> Records for this task:
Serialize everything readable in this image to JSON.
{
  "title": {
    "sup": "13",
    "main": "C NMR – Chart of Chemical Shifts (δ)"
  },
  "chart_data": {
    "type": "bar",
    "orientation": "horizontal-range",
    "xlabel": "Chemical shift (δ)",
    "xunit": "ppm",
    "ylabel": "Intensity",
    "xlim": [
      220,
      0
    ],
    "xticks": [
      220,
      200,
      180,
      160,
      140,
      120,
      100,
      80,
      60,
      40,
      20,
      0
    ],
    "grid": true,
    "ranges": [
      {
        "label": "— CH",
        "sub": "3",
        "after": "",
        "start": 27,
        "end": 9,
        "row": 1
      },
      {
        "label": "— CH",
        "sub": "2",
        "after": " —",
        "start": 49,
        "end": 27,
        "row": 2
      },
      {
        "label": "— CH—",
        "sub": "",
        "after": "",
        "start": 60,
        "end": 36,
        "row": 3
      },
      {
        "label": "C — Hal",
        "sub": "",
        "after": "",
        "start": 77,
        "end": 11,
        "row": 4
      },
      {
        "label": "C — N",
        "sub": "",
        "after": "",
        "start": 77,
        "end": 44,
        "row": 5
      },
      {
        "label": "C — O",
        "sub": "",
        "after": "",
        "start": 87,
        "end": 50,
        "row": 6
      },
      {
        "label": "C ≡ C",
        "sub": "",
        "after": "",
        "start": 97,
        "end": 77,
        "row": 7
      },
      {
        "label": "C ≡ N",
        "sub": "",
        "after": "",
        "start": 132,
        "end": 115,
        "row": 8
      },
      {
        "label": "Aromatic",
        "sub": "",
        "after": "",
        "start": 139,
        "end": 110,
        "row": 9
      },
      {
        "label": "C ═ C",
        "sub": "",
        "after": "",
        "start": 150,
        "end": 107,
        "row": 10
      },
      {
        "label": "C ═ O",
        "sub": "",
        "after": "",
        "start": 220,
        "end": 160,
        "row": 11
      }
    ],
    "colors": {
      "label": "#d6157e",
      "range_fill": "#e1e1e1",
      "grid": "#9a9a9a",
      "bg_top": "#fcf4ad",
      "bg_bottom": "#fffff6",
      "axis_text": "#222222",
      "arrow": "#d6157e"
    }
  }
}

> Problem to solve:
Search the lines for "start". Copy each line that has it.

> Written reply:
        "start": 27,
        "start": 49,
        "start": 60,
        "start": 77,
        "start": 77,
        "start": 87,
        "start": 97,
        "start": 132,
        "start": 139,
        "start": 150,
        "start": 220,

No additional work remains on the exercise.